Give every line again exactly as it appears, please, but not the pictures.

# Data records start

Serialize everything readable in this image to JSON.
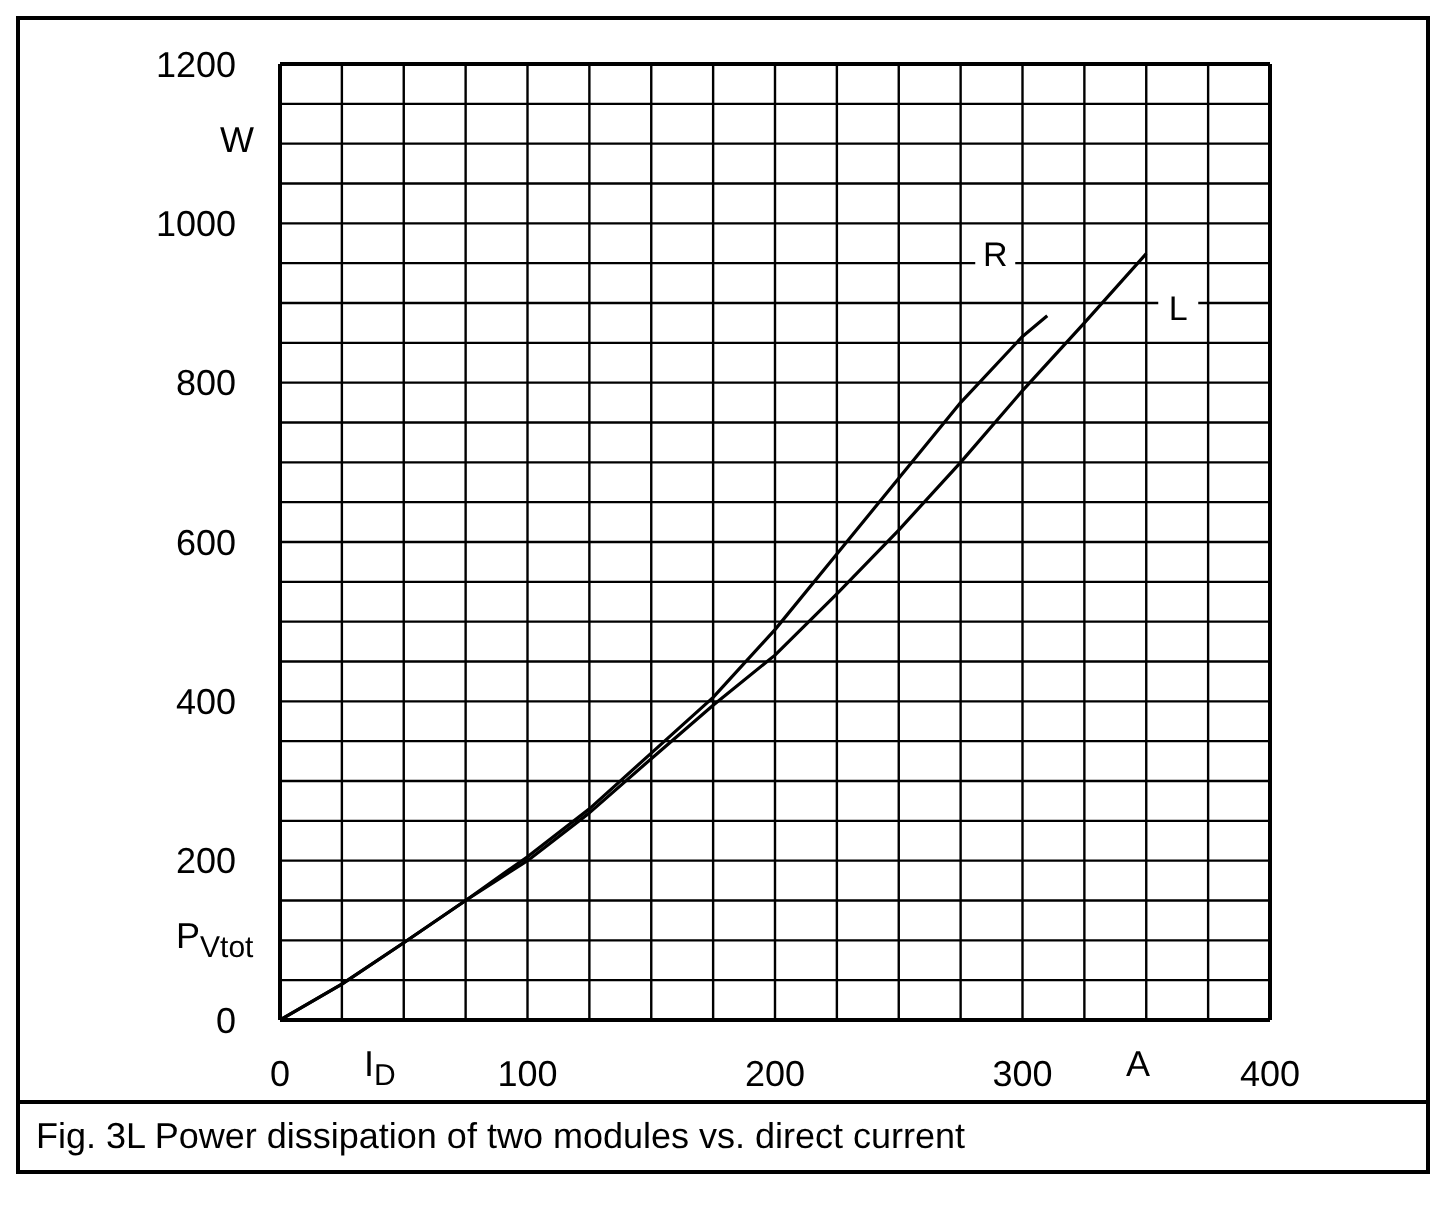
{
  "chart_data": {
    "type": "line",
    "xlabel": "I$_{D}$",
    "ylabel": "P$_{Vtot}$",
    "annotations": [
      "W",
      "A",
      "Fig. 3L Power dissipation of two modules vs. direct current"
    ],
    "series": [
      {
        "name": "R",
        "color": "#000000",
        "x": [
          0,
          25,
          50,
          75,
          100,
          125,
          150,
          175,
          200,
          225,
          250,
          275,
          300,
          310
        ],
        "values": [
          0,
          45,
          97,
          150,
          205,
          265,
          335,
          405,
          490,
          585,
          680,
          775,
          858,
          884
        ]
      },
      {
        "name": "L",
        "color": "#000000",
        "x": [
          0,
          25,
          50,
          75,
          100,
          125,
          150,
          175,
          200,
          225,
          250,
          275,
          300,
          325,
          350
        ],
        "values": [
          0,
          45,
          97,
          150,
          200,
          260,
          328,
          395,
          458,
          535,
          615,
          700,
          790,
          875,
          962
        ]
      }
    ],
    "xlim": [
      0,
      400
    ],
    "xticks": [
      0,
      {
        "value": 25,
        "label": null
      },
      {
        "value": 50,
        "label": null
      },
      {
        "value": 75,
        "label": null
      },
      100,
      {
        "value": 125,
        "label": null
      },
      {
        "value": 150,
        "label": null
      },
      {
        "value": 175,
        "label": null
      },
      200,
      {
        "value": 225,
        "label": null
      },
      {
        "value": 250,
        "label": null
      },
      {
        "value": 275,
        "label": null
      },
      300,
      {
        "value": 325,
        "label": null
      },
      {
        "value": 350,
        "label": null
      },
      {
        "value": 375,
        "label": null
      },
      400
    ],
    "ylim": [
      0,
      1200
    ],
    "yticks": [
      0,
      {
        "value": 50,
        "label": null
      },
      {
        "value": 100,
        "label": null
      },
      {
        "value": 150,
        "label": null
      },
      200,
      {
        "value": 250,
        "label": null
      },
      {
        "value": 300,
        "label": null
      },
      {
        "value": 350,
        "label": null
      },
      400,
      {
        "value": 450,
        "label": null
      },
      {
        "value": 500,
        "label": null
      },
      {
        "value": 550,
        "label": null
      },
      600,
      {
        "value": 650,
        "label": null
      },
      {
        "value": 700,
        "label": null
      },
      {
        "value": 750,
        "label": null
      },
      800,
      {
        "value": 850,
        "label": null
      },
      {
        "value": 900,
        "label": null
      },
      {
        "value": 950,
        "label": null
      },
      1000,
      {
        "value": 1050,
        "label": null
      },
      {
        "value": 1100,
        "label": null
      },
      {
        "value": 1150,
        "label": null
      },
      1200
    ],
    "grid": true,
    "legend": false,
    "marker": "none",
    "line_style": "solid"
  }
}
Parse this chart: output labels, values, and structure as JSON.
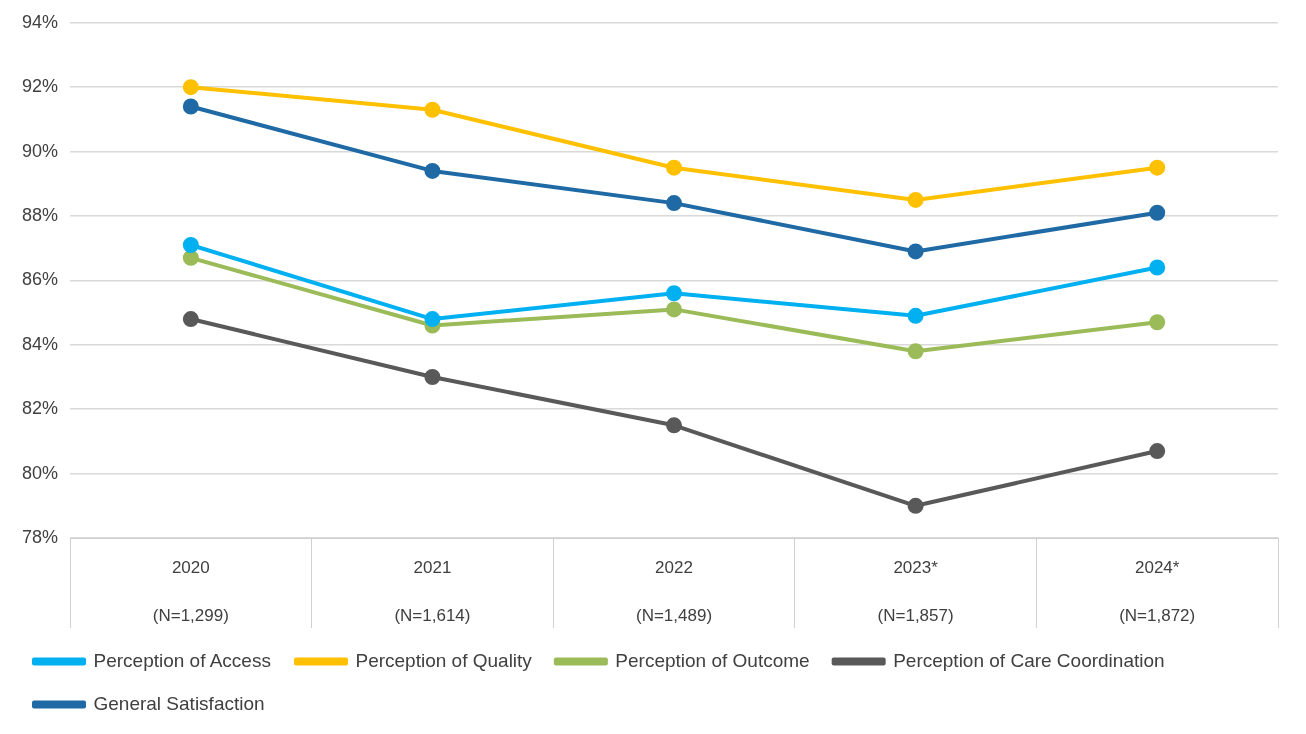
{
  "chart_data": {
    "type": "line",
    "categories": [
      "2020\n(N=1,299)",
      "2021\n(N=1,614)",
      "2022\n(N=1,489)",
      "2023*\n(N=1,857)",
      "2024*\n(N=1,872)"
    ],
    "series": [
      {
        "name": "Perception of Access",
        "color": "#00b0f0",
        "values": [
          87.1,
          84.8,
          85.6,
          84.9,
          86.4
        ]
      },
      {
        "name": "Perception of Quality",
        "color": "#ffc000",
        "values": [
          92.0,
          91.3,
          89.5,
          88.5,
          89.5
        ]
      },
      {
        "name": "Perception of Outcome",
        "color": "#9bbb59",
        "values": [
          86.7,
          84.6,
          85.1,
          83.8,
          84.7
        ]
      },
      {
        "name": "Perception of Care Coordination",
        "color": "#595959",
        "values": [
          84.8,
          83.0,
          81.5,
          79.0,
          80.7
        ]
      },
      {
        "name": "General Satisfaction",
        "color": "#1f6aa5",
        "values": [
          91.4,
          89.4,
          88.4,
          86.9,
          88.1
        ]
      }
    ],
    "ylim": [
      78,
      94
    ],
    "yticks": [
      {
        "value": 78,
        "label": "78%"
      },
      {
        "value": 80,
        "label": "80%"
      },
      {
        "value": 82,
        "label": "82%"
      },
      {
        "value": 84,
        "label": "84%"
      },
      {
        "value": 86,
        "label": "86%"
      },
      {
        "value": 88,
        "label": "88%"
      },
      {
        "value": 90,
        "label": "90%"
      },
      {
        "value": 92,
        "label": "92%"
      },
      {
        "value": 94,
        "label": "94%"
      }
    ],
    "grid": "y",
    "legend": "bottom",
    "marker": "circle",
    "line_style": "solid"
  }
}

# Data records end

### Output for this task:
Serialize everything readable in this image to JSON.
{
  "chart_data": {
    "type": "line",
    "xlabel": "I$_{D}$",
    "ylabel": "P$_{Vtot}$",
    "annotations": [
      "W",
      "A",
      "Fig. 3L Power dissipation of two modules vs. direct current"
    ],
    "series": [
      {
        "name": "R",
        "color": "#000000",
        "x": [
          0,
          25,
          50,
          75,
          100,
          125,
          150,
          175,
          200,
          225,
          250,
          275,
          300,
          310
        ],
        "values": [
          0,
          45,
          97,
          150,
          205,
          265,
          335,
          405,
          490,
          585,
          680,
          775,
          858,
          884
        ]
      },
      {
        "name": "L",
        "color": "#000000",
        "x": [
          0,
          25,
          50,
          75,
          100,
          125,
          150,
          175,
          200,
          225,
          250,
          275,
          300,
          325,
          350
        ],
        "values": [
          0,
          45,
          97,
          150,
          200,
          260,
          328,
          395,
          458,
          535,
          615,
          700,
          790,
          875,
          962
        ]
      }
    ],
    "xlim": [
      0,
      400
    ],
    "xticks": [
      0,
      {
        "value": 25,
        "label": null
      },
      {
        "value": 50,
        "label": null
      },
      {
        "value": 75,
        "label": null
      },
      100,
      {
        "value": 125,
        "label": null
      },
      {
        "value": 150,
        "label": null
      },
      {
        "value": 175,
        "label": null
      },
      200,
      {
        "value": 225,
        "label": null
      },
      {
        "value": 250,
        "label": null
      },
      {
        "value": 275,
        "label": null
      },
      300,
      {
        "value": 325,
        "label": null
      },
      {
        "value": 350,
        "label": null
      },
      {
        "value": 375,
        "label": null
      },
      400
    ],
    "ylim": [
      0,
      1200
    ],
    "yticks": [
      0,
      {
        "value": 50,
        "label": null
      },
      {
        "value": 100,
        "label": null
      },
      {
        "value": 150,
        "label": null
      },
      200,
      {
        "value": 250,
        "label": null
      },
      {
        "value": 300,
        "label": null
      },
      {
        "value": 350,
        "label": null
      },
      400,
      {
        "value": 450,
        "label": null
      },
      {
        "value": 500,
        "label": null
      },
      {
        "value": 550,
        "label": null
      },
      600,
      {
        "value": 650,
        "label": null
      },
      {
        "value": 700,
        "label": null
      },
      {
        "value": 750,
        "label": null
      },
      800,
      {
        "value": 850,
        "label": null
      },
      {
        "value": 900,
        "label": null
      },
      {
        "value": 950,
        "label": null
      },
      1000,
      {
        "value": 1050,
        "label": null
      },
      {
        "value": 1100,
        "label": null
      },
      {
        "value": 1150,
        "label": null
      },
      1200
    ],
    "grid": true,
    "legend": false,
    "marker": "none",
    "line_style": "solid"
  }
}
Parse this chart: output labels, values, and structure as JSON.
{
  "chart_data": {
    "type": "line",
    "categories": [
      "2020\n(N=1,299)",
      "2021\n(N=1,614)",
      "2022\n(N=1,489)",
      "2023*\n(N=1,857)",
      "2024*\n(N=1,872)"
    ],
    "series": [
      {
        "name": "Perception of Access",
        "color": "#00b0f0",
        "values": [
          87.1,
          84.8,
          85.6,
          84.9,
          86.4
        ]
      },
      {
        "name": "Perception of Quality",
        "color": "#ffc000",
        "values": [
          92.0,
          91.3,
          89.5,
          88.5,
          89.5
        ]
      },
      {
        "name": "Perception of Outcome",
        "color": "#9bbb59",
        "values": [
          86.7,
          84.6,
          85.1,
          83.8,
          84.7
        ]
      },
      {
        "name": "Perception of Care Coordination",
        "color": "#595959",
        "values": [
          84.8,
          83.0,
          81.5,
          79.0,
          80.7
        ]
      },
      {
        "name": "General Satisfaction",
        "color": "#1f6aa5",
        "values": [
          91.4,
          89.4,
          88.4,
          86.9,
          88.1
        ]
      }
    ],
    "ylim": [
      78,
      94
    ],
    "yticks": [
      {
        "value": 78,
        "label": "78%"
      },
      {
        "value": 80,
        "label": "80%"
      },
      {
        "value": 82,
        "label": "82%"
      },
      {
        "value": 84,
        "label": "84%"
      },
      {
        "value": 86,
        "label": "86%"
      },
      {
        "value": 88,
        "label": "88%"
      },
      {
        "value": 90,
        "label": "90%"
      },
      {
        "value": 92,
        "label": "92%"
      },
      {
        "value": 94,
        "label": "94%"
      }
    ],
    "grid": "y",
    "legend": "bottom",
    "marker": "circle",
    "line_style": "solid"
  }
}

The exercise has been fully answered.